» **Objective**
Restate the data word for word and leave the images out.

» **Dataset content**

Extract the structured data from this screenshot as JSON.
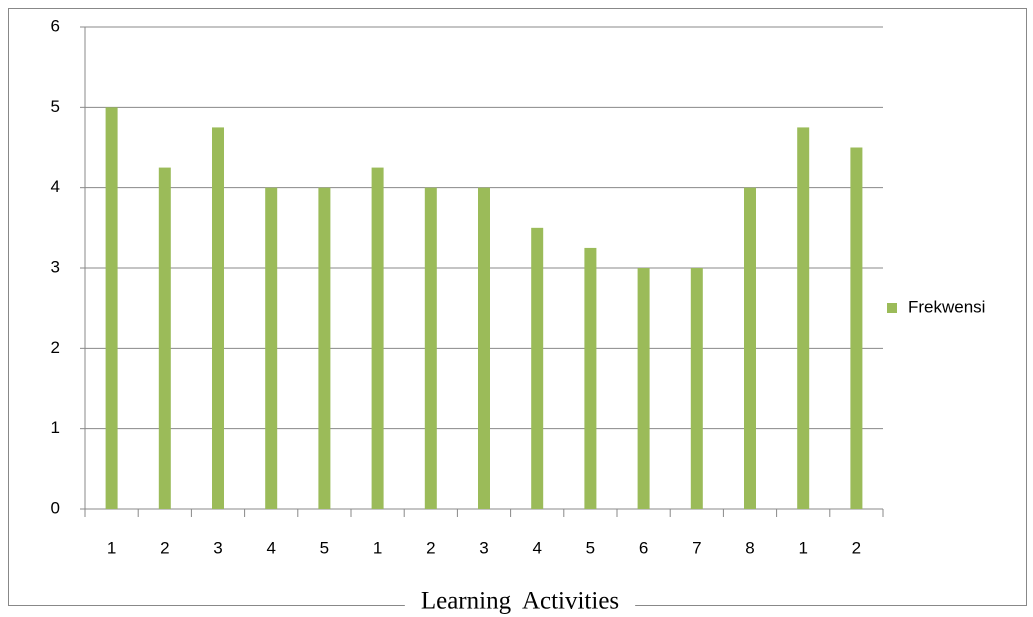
{
  "chart_data": {
    "type": "bar",
    "x_label": "Learning Activities",
    "categories": [
      "1",
      "2",
      "3",
      "4",
      "5",
      "1",
      "2",
      "3",
      "4",
      "5",
      "6",
      "7",
      "8",
      "1",
      "2"
    ],
    "series": [
      {
        "name": "Frekwensi",
        "color": "#9bbb59",
        "values": [
          5,
          4.25,
          4.75,
          4,
          4,
          4.25,
          4,
          4,
          3.5,
          3.25,
          3,
          3,
          4,
          4.75,
          4.5
        ]
      }
    ],
    "ylim": [
      0,
      6
    ],
    "yticks": [
      0,
      1,
      2,
      3,
      4,
      5,
      6
    ],
    "grid": true,
    "legend": "right"
  }
}
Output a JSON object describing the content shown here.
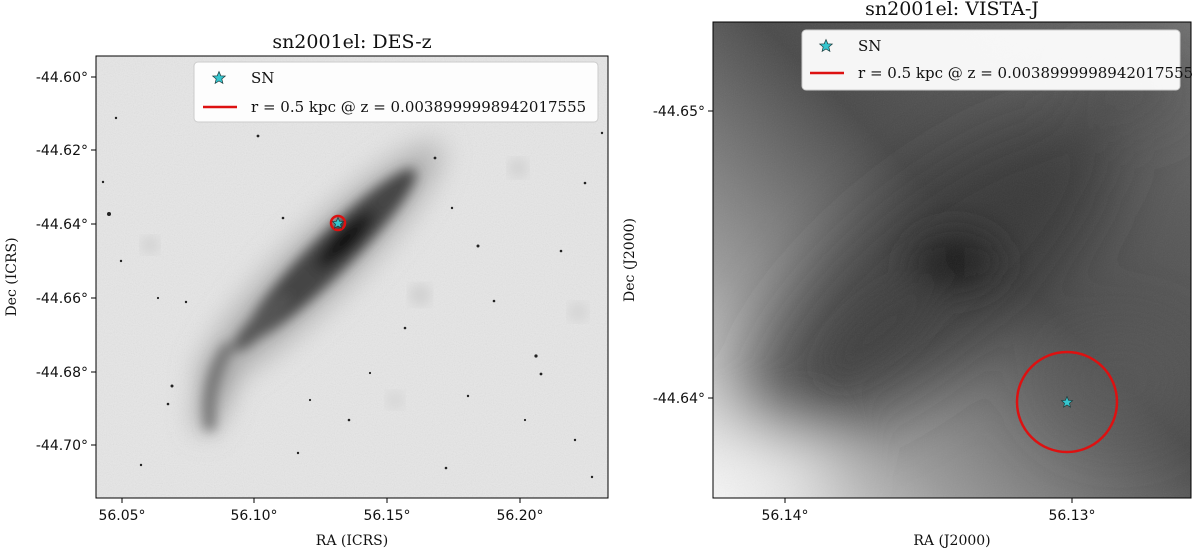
{
  "panels": [
    {
      "title": "sn2001el: DES-z",
      "xlabel": "RA (ICRS)",
      "ylabel": "Dec (ICRS)",
      "xticks": [
        "56.05°",
        "56.10°",
        "56.15°",
        "56.20°"
      ],
      "yticks": [
        "-44.60°",
        "-44.62°",
        "-44.64°",
        "-44.66°",
        "-44.68°",
        "-44.70°"
      ],
      "legend": {
        "sn_label": "SN",
        "radius_label": "r = 0.5 kpc @ z = 0.0038999998942017555"
      },
      "colors": {
        "marker": "#36c6cf",
        "circle": "#dd1111"
      }
    },
    {
      "title": "sn2001el: VISTA-J",
      "xlabel": "RA (J2000)",
      "ylabel": "Dec (J2000)",
      "xticks": [
        "56.14°",
        "56.13°"
      ],
      "yticks": [
        "-44.65°",
        "-44.64°"
      ],
      "legend": {
        "sn_label": "SN",
        "radius_label": "r = 0.5 kpc @ z = 0.0038999998942017555"
      },
      "colors": {
        "marker": "#36c6cf",
        "circle": "#dd1111"
      }
    }
  ]
}
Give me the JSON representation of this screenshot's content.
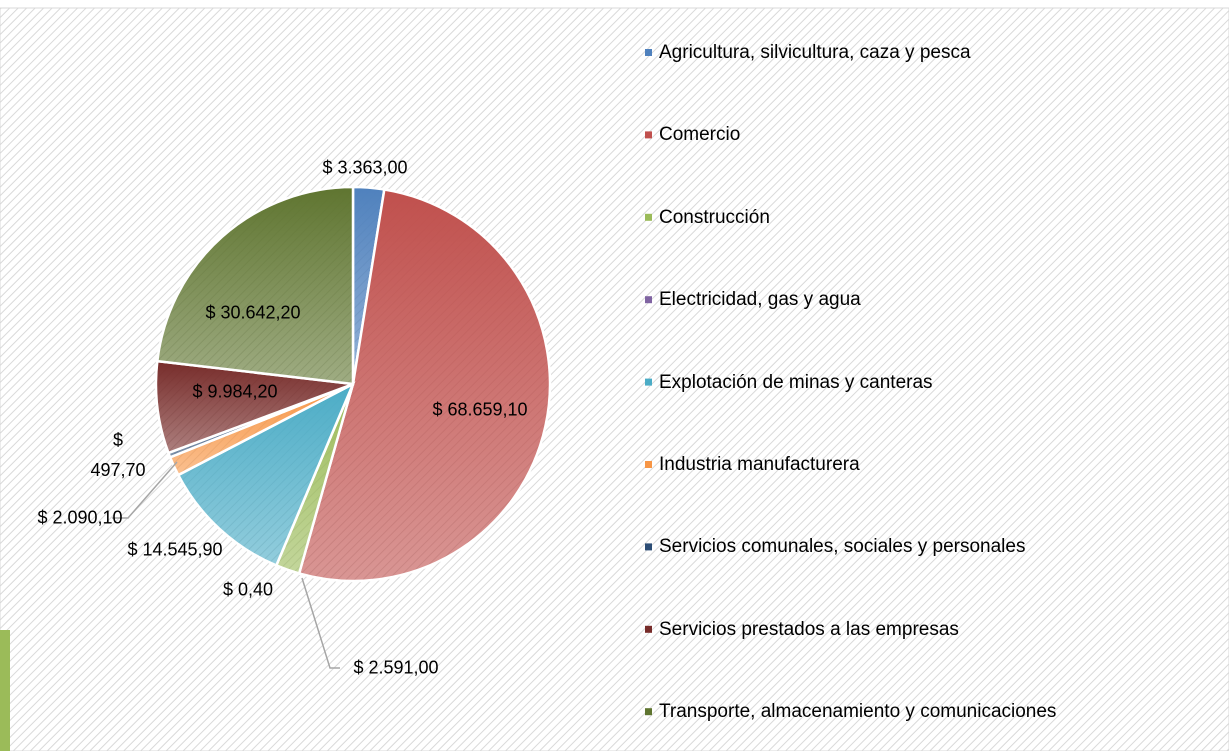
{
  "chart_data": {
    "type": "pie",
    "categories": [
      "Agricultura, silvicultura, caza y pesca",
      "Comercio",
      "Construcción",
      "Electricidad, gas y agua",
      "Explotación de minas y canteras",
      "Industria manufacturera",
      "Servicios comunales, sociales y personales",
      "Servicios prestados a las empresas",
      "Transporte, almacenamiento y comunicaciones"
    ],
    "values": [
      3363.0,
      68659.1,
      2591.0,
      0.4,
      14545.9,
      2090.1,
      497.7,
      9984.2,
      30642.2
    ],
    "value_labels": [
      "$ 3.363,00",
      "$ 68.659,10",
      "$ 2.591,00",
      "$ 0,40",
      "$ 14.545,90",
      "$ 2.090,10",
      "$ 497,70",
      "$ 9.984,20",
      "$ 30.642,20"
    ],
    "colors": [
      "#4f81bd",
      "#c0504d",
      "#9bbb59",
      "#8064a2",
      "#4bacc6",
      "#f79646",
      "#2c4d75",
      "#772c2a",
      "#5f7530"
    ],
    "legend": "right"
  }
}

» **Solution to the exercise**
Extract the structured data from this screenshot as JSON.
{
  "chart_data": {
    "type": "bar",
    "x_label": "Learning Activities",
    "categories": [
      "1",
      "2",
      "3",
      "4",
      "5",
      "1",
      "2",
      "3",
      "4",
      "5",
      "6",
      "7",
      "8",
      "1",
      "2"
    ],
    "series": [
      {
        "name": "Frekwensi",
        "color": "#9bbb59",
        "values": [
          5,
          4.25,
          4.75,
          4,
          4,
          4.25,
          4,
          4,
          3.5,
          3.25,
          3,
          3,
          4,
          4.75,
          4.5
        ]
      }
    ],
    "ylim": [
      0,
      6
    ],
    "yticks": [
      0,
      1,
      2,
      3,
      4,
      5,
      6
    ],
    "grid": true,
    "legend": "right"
  }
}
Output a JSON object describing the content shown here.
{
  "panels": [
    {
      "title": "sn2001el: DES-z",
      "xlabel": "RA (ICRS)",
      "ylabel": "Dec (ICRS)",
      "xticks": [
        "56.05°",
        "56.10°",
        "56.15°",
        "56.20°"
      ],
      "yticks": [
        "-44.60°",
        "-44.62°",
        "-44.64°",
        "-44.66°",
        "-44.68°",
        "-44.70°"
      ],
      "legend": {
        "sn_label": "SN",
        "radius_label": "r = 0.5 kpc @ z = 0.0038999998942017555"
      },
      "colors": {
        "marker": "#36c6cf",
        "circle": "#dd1111"
      }
    },
    {
      "title": "sn2001el: VISTA-J",
      "xlabel": "RA (J2000)",
      "ylabel": "Dec (J2000)",
      "xticks": [
        "56.14°",
        "56.13°"
      ],
      "yticks": [
        "-44.65°",
        "-44.64°"
      ],
      "legend": {
        "sn_label": "SN",
        "radius_label": "r = 0.5 kpc @ z = 0.0038999998942017555"
      },
      "colors": {
        "marker": "#36c6cf",
        "circle": "#dd1111"
      }
    }
  ]
}
Give me the JSON representation of this screenshot's content.
{
  "chart_data": {
    "type": "pie",
    "categories": [
      "Agricultura, silvicultura, caza y pesca",
      "Comercio",
      "Construcción",
      "Electricidad, gas y agua",
      "Explotación de minas y canteras",
      "Industria manufacturera",
      "Servicios comunales, sociales y personales",
      "Servicios prestados a las empresas",
      "Transporte, almacenamiento y comunicaciones"
    ],
    "values": [
      3363.0,
      68659.1,
      2591.0,
      0.4,
      14545.9,
      2090.1,
      497.7,
      9984.2,
      30642.2
    ],
    "value_labels": [
      "$ 3.363,00",
      "$ 68.659,10",
      "$ 2.591,00",
      "$ 0,40",
      "$ 14.545,90",
      "$ 2.090,10",
      "$ 497,70",
      "$ 9.984,20",
      "$ 30.642,20"
    ],
    "colors": [
      "#4f81bd",
      "#c0504d",
      "#9bbb59",
      "#8064a2",
      "#4bacc6",
      "#f79646",
      "#2c4d75",
      "#772c2a",
      "#5f7530"
    ],
    "legend": "right"
  }
}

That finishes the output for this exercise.